── EXTRACTED INFORMATION
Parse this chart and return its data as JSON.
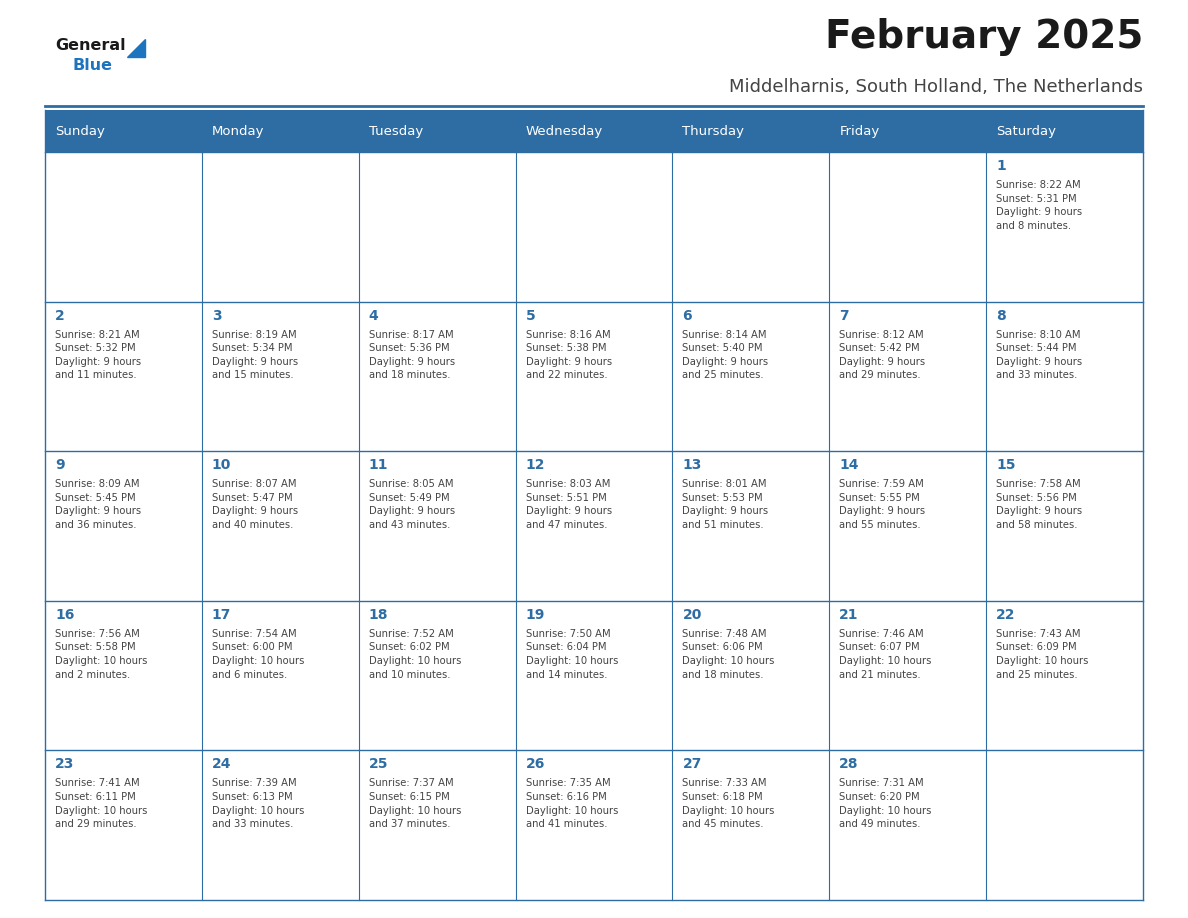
{
  "title": "February 2025",
  "subtitle": "Middelharnis, South Holland, The Netherlands",
  "header_bg_color": "#2E6DA4",
  "header_text_color": "#FFFFFF",
  "cell_bg_color": "#FFFFFF",
  "border_color": "#2E6DA4",
  "title_color": "#1a1a1a",
  "subtitle_color": "#444444",
  "day_num_color": "#2E6DA4",
  "cell_text_color": "#444444",
  "days_of_week": [
    "Sunday",
    "Monday",
    "Tuesday",
    "Wednesday",
    "Thursday",
    "Friday",
    "Saturday"
  ],
  "weeks": [
    [
      {
        "day": null,
        "info": null
      },
      {
        "day": null,
        "info": null
      },
      {
        "day": null,
        "info": null
      },
      {
        "day": null,
        "info": null
      },
      {
        "day": null,
        "info": null
      },
      {
        "day": null,
        "info": null
      },
      {
        "day": 1,
        "info": "Sunrise: 8:22 AM\nSunset: 5:31 PM\nDaylight: 9 hours\nand 8 minutes."
      }
    ],
    [
      {
        "day": 2,
        "info": "Sunrise: 8:21 AM\nSunset: 5:32 PM\nDaylight: 9 hours\nand 11 minutes."
      },
      {
        "day": 3,
        "info": "Sunrise: 8:19 AM\nSunset: 5:34 PM\nDaylight: 9 hours\nand 15 minutes."
      },
      {
        "day": 4,
        "info": "Sunrise: 8:17 AM\nSunset: 5:36 PM\nDaylight: 9 hours\nand 18 minutes."
      },
      {
        "day": 5,
        "info": "Sunrise: 8:16 AM\nSunset: 5:38 PM\nDaylight: 9 hours\nand 22 minutes."
      },
      {
        "day": 6,
        "info": "Sunrise: 8:14 AM\nSunset: 5:40 PM\nDaylight: 9 hours\nand 25 minutes."
      },
      {
        "day": 7,
        "info": "Sunrise: 8:12 AM\nSunset: 5:42 PM\nDaylight: 9 hours\nand 29 minutes."
      },
      {
        "day": 8,
        "info": "Sunrise: 8:10 AM\nSunset: 5:44 PM\nDaylight: 9 hours\nand 33 minutes."
      }
    ],
    [
      {
        "day": 9,
        "info": "Sunrise: 8:09 AM\nSunset: 5:45 PM\nDaylight: 9 hours\nand 36 minutes."
      },
      {
        "day": 10,
        "info": "Sunrise: 8:07 AM\nSunset: 5:47 PM\nDaylight: 9 hours\nand 40 minutes."
      },
      {
        "day": 11,
        "info": "Sunrise: 8:05 AM\nSunset: 5:49 PM\nDaylight: 9 hours\nand 43 minutes."
      },
      {
        "day": 12,
        "info": "Sunrise: 8:03 AM\nSunset: 5:51 PM\nDaylight: 9 hours\nand 47 minutes."
      },
      {
        "day": 13,
        "info": "Sunrise: 8:01 AM\nSunset: 5:53 PM\nDaylight: 9 hours\nand 51 minutes."
      },
      {
        "day": 14,
        "info": "Sunrise: 7:59 AM\nSunset: 5:55 PM\nDaylight: 9 hours\nand 55 minutes."
      },
      {
        "day": 15,
        "info": "Sunrise: 7:58 AM\nSunset: 5:56 PM\nDaylight: 9 hours\nand 58 minutes."
      }
    ],
    [
      {
        "day": 16,
        "info": "Sunrise: 7:56 AM\nSunset: 5:58 PM\nDaylight: 10 hours\nand 2 minutes."
      },
      {
        "day": 17,
        "info": "Sunrise: 7:54 AM\nSunset: 6:00 PM\nDaylight: 10 hours\nand 6 minutes."
      },
      {
        "day": 18,
        "info": "Sunrise: 7:52 AM\nSunset: 6:02 PM\nDaylight: 10 hours\nand 10 minutes."
      },
      {
        "day": 19,
        "info": "Sunrise: 7:50 AM\nSunset: 6:04 PM\nDaylight: 10 hours\nand 14 minutes."
      },
      {
        "day": 20,
        "info": "Sunrise: 7:48 AM\nSunset: 6:06 PM\nDaylight: 10 hours\nand 18 minutes."
      },
      {
        "day": 21,
        "info": "Sunrise: 7:46 AM\nSunset: 6:07 PM\nDaylight: 10 hours\nand 21 minutes."
      },
      {
        "day": 22,
        "info": "Sunrise: 7:43 AM\nSunset: 6:09 PM\nDaylight: 10 hours\nand 25 minutes."
      }
    ],
    [
      {
        "day": 23,
        "info": "Sunrise: 7:41 AM\nSunset: 6:11 PM\nDaylight: 10 hours\nand 29 minutes."
      },
      {
        "day": 24,
        "info": "Sunrise: 7:39 AM\nSunset: 6:13 PM\nDaylight: 10 hours\nand 33 minutes."
      },
      {
        "day": 25,
        "info": "Sunrise: 7:37 AM\nSunset: 6:15 PM\nDaylight: 10 hours\nand 37 minutes."
      },
      {
        "day": 26,
        "info": "Sunrise: 7:35 AM\nSunset: 6:16 PM\nDaylight: 10 hours\nand 41 minutes."
      },
      {
        "day": 27,
        "info": "Sunrise: 7:33 AM\nSunset: 6:18 PM\nDaylight: 10 hours\nand 45 minutes."
      },
      {
        "day": 28,
        "info": "Sunrise: 7:31 AM\nSunset: 6:20 PM\nDaylight: 10 hours\nand 49 minutes."
      },
      {
        "day": null,
        "info": null
      }
    ]
  ],
  "logo_general_color": "#1a1a1a",
  "logo_blue_color": "#1E73BE",
  "fig_width": 11.88,
  "fig_height": 9.18,
  "cell_line_color": "#2E6DA4"
}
────
- **WORK TO BE COMPLETED**:
Find and copy each line above that includes the string "FFFFFF".

- **RESULT OF THE TASK**:
  "header_text_color": "#FFFFFF",
  "cell_bg_color": "#FFFFFF",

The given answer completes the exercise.